[start Page excerpt]

(edit: I completely stupidly mixed up who did the poster under discussion. Apologies all around, fixed the text below)
I mentioned the Wetland Archaeology Research Project (WARP) and their revamped website once before in reference to Nancy Greene’s pioneering fishtrap work at Comox. I’m glad to see they have another interesting conference-style poster available for download, this one by Robert Losey (now at the University of Alberta) Scott Byram on the topic of Oregon fish weirs in unusual settings (PDF).
If a cow patch strikes you as an unusual setting, of course.

Blue tags are 1000 year old fish weir stakes beneath a dairy pasture. Source: Byram pdf @ WARP website.
With estuarine sedimentation and, perhaps, tectonic adjustments, it is expected that some intertidal areas become near-shore land. Such a process is happening at such places as the leading edge of the Fraser River delta, for example. In the above picture, sedimentation has buried a fish weir, which is now found shallowly buried under a cow pasture.
Another weird weir is the one above found under a concrete bridge in sediments that appeared at first glance to be heavily disturbed. Apparently not! A good cautionary tale for assessing site potential and significance.
Anyway, if this doesn’t whet your appetite for some Oregon fish traps, then feast your eyes on the preserved latticework below, a small sample of the interesting findings and complete reportage found in Scott Byram‘s Ph.D. thesis “Brush Fences and Basket Traps: The Archaeology and Ethnohistory of Tidewater Weir Fishing on the Oregon Coast” which you can download here (click on the “download the paper” link, no direct linkage to PDF possible).
Additionally, readers might be interested in an intriguing and provocative paper by Robert Losey entitled “Animism As a Means of Exploring Archaeological Fishing Structures on Willapa Bay, Washington, USA”, you can view the source but not download the PDF here, the abstract of which reads:
Remnants of stationary fishing structures on the Northwest Coast of North America are commonly investigated by archaeologists, with most studies focusing on questions of function and chronology. Here it is argued that in Native Northwest Coast ontologies fish and fishing structures were considered animate and part of the social worlds within which humans and fish were engaged. Fish were considered capable of retaliating against those who treated them improperly, and one way of ensuring that no offence would occur was to dismantle fish traps when they were not in use. Using recently documented archaeological fishing structures on Willapa Bay, Washington, USA, as examples, it is argued that these and many other Northwest Coast archaeological fish traps were partially dismantled in the past.

[end Page excerpt]
[start Data entries]

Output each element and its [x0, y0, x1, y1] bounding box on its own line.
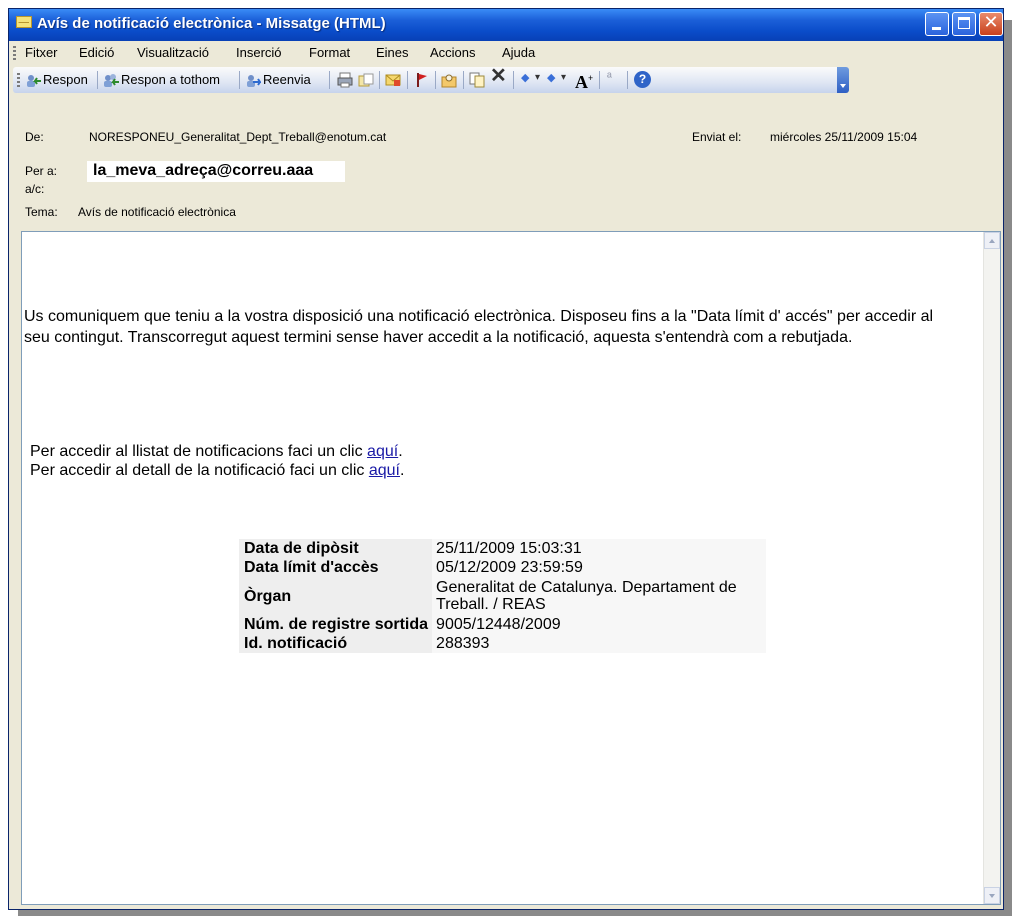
- forward-icon: [247, 74, 261, 87]
- toolbar-separator: [329, 71, 330, 89]
- from-label: De:: [25, 130, 44, 144]
- chevron-down-icon[interactable]: ▾: [561, 69, 566, 87]
- list-notifications-link[interactable]: aquí: [367, 443, 398, 460]
- reply-button[interactable]: Respon: [25, 71, 88, 89]
- envelope-icon: [16, 16, 32, 28]
- menu-format[interactable]: Format: [309, 45, 350, 60]
- font-size-plus: +: [588, 73, 594, 83]
- cc-label: a/c:: [25, 182, 45, 196]
- detail-key: Òrgan: [239, 577, 433, 615]
- table-row: Núm. de registre sortida 9005/12448/2009: [239, 615, 767, 634]
- toolbar-separator: [463, 71, 464, 89]
- list-link-period: .: [398, 443, 403, 460]
- notification-detail-link[interactable]: aquí: [369, 462, 400, 479]
- toolbar-separator: [407, 71, 408, 89]
- notification-details-table: Data de dipòsit 25/11/2009 15:03:31 Data…: [239, 539, 767, 653]
- window-title: Avís de notificació electrònica - Missat…: [37, 15, 386, 32]
- table-row: Data límit d'accès 05/12/2009 23:59:59: [239, 558, 767, 577]
- menu-accions[interactable]: Accions: [430, 45, 476, 60]
- toolbar-separator: [513, 71, 514, 89]
- menu-visualitzacio[interactable]: Visualització: [137, 45, 209, 60]
- list-link-line: Per accedir al llistat de notificacions …: [30, 441, 403, 462]
- detail-value: 05/12/2009 23:59:59: [432, 558, 767, 577]
- detail-link-text: Per accedir al detall de la notificació …: [30, 462, 365, 479]
- toolbar-separator: [97, 71, 98, 89]
- scroll-down-arrow[interactable]: [984, 887, 1000, 904]
- subject-label: Tema:: [25, 205, 58, 219]
- menu-insercio[interactable]: Inserció: [236, 45, 282, 60]
- mark-unread-icon[interactable]: [385, 72, 401, 88]
- list-link-text: Per accedir al llistat de notificacions …: [30, 443, 363, 460]
- close-button[interactable]: ✕: [979, 12, 1003, 36]
- detail-value: 9005/12448/2009: [432, 615, 767, 634]
- chevron-down-icon[interactable]: ▾: [535, 69, 540, 87]
- from-value[interactable]: NORESPONEU_Generalitat_Dept_Treball@enot…: [89, 130, 386, 144]
- reply-label: Respon: [43, 72, 88, 88]
- close-icon: ✕: [983, 12, 999, 33]
- title-bar[interactable]: Avís de notificació electrònica - Missat…: [9, 9, 1003, 41]
- menu-fitxer[interactable]: Fitxer: [25, 45, 58, 60]
- detail-link-period: .: [399, 462, 405, 479]
- menu-ajuda[interactable]: Ajuda: [502, 45, 535, 60]
- help-icon[interactable]: ?: [634, 71, 651, 88]
- print-icon[interactable]: [337, 72, 353, 88]
- detail-key: Data de dipòsit: [239, 539, 433, 558]
- detail-key: Id. notificació: [239, 634, 433, 653]
- toolbar-separator: [627, 71, 628, 89]
- forward-button[interactable]: Reenvia: [245, 71, 311, 89]
- delete-icon[interactable]: ✕: [490, 66, 507, 86]
- font-size-icon[interactable]: A+: [575, 69, 593, 91]
- minimize-button[interactable]: [925, 12, 949, 36]
- translate-icon[interactable]: ª: [607, 69, 612, 87]
- detail-key: Núm. de registre sortida: [239, 615, 433, 634]
- flag-icon[interactable]: [413, 72, 429, 88]
- reply-all-label: Respon a tothom: [121, 72, 221, 88]
- toolbar-separator: [435, 71, 436, 89]
- toolbar-separator: [379, 71, 380, 89]
- vertical-scrollbar[interactable]: [983, 232, 1000, 904]
- toolbar-grip[interactable]: [17, 73, 20, 87]
- detail-link-line: Per accedir al detall de la notificació …: [30, 460, 404, 481]
- menu-edicio[interactable]: Edició: [79, 45, 114, 60]
- menu-eines[interactable]: Eines: [376, 45, 409, 60]
- toolbar-separator: [239, 71, 240, 89]
- detail-value: 288393: [432, 634, 767, 653]
- toolbar-separator: [599, 71, 600, 89]
- reply-all-icon: [104, 73, 119, 87]
- body-paragraph: Us comuniquem que teniu a la vostra disp…: [24, 308, 934, 346]
- detail-value: 25/11/2009 15:03:31: [432, 539, 767, 558]
- font-size-letter: A: [575, 72, 588, 92]
- to-value[interactable]: la_meva_adreça@correu.aaa: [93, 162, 313, 180]
- menubar-grip[interactable]: [13, 46, 16, 60]
- copy-icon[interactable]: [469, 72, 485, 88]
- reply-all-button[interactable]: Respon a tothom: [103, 71, 220, 89]
- menu-bar: Fitxer Edició Visualització Inserció For…: [9, 41, 1003, 65]
- detail-key: Data límit d'accès: [239, 558, 433, 577]
- forward-label: Reenvia: [263, 72, 311, 88]
- table-row: Òrgan Generalitat de Catalunya. Departam…: [239, 577, 767, 615]
- subject-value: Avís de notificació electrònica: [78, 205, 236, 219]
- message-body[interactable]: Us comuniquem que teniu a la vostra disp…: [21, 231, 1001, 905]
- previous-item-icon[interactable]: ◆: [521, 69, 529, 87]
- maximize-button[interactable]: [952, 12, 976, 36]
- standard-toolbar: Respon Respon a tothom Reenvia ✕ ◆ ▾ ◆ ▾…: [13, 66, 845, 93]
- detail-value: Generalitat de Catalunya. Departament de…: [432, 577, 767, 615]
- to-label: Per a:: [25, 164, 58, 178]
- sent-value: miércoles 25/11/2009 15:04: [770, 130, 918, 144]
- scroll-up-arrow[interactable]: [984, 232, 1000, 249]
- toolbar-options-chevron[interactable]: [837, 67, 849, 93]
- contacts-icon[interactable]: [441, 72, 457, 88]
- move-to-folder-icon[interactable]: [358, 72, 374, 88]
- message-window: Avís de notificació electrònica - Missat…: [8, 8, 1004, 910]
- sent-label: Enviat el:: [692, 130, 742, 144]
- reply-icon: [27, 74, 41, 87]
- table-row: Data de dipòsit 25/11/2009 15:03:31: [239, 539, 767, 558]
- table-row: Id. notificació 288393: [239, 634, 767, 653]
- next-item-icon[interactable]: ◆: [547, 69, 555, 87]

[end Data entries]

■ **Problem statement**
Continue the blog post on Oregon fish weirs, which appears above the items, starting after its last sentence.

■ **In response**
I haven’t fully digested this paper, but it is part of a very small and yet, I think, very promising trend in archaeology to take seriously, literally if you like, indigenous world views and spiritual beliefs as a key to unlocking otherwise inexplicable aspects of the archaeological record. Fish weirs, with their fine-grained temporality (that is, each stake is potentially dateable, meaning the process of maintenance and repair can be closely tracked, sometimes over centuries) offer an incredible resource for understanding deep cultural structures and environmental management strategies, at a nonetheless human scale. It’s an inspiring paper, as is the work in Oregon, in Comox, and elsewhere on the coast where weirs and traps are finally getting the attention they have long deserved.
Hi-
Today’s posting on fish weirs in Oregon reminded me of a question I have had ever since I heard of a site in Kennedy Lake (between Ucluelet and Tofino BC ). I have asked around (see below) about this.
Are there any other similar structures known in the Pacific NW?
My question was to Alan McMillan a year or so ago regarding a site in lower Kennedy Lake. The lower Kennedy River flows into Tofino Inlet (Clayoquot Sound). Kennedy Lake is historically known for its Sockeye Salmon runs. Sockeye spawn(ed?) along many of the lake’s beaches and in deep water at the inflow of the Clayoquot River at the north end of Clayoquot Arm.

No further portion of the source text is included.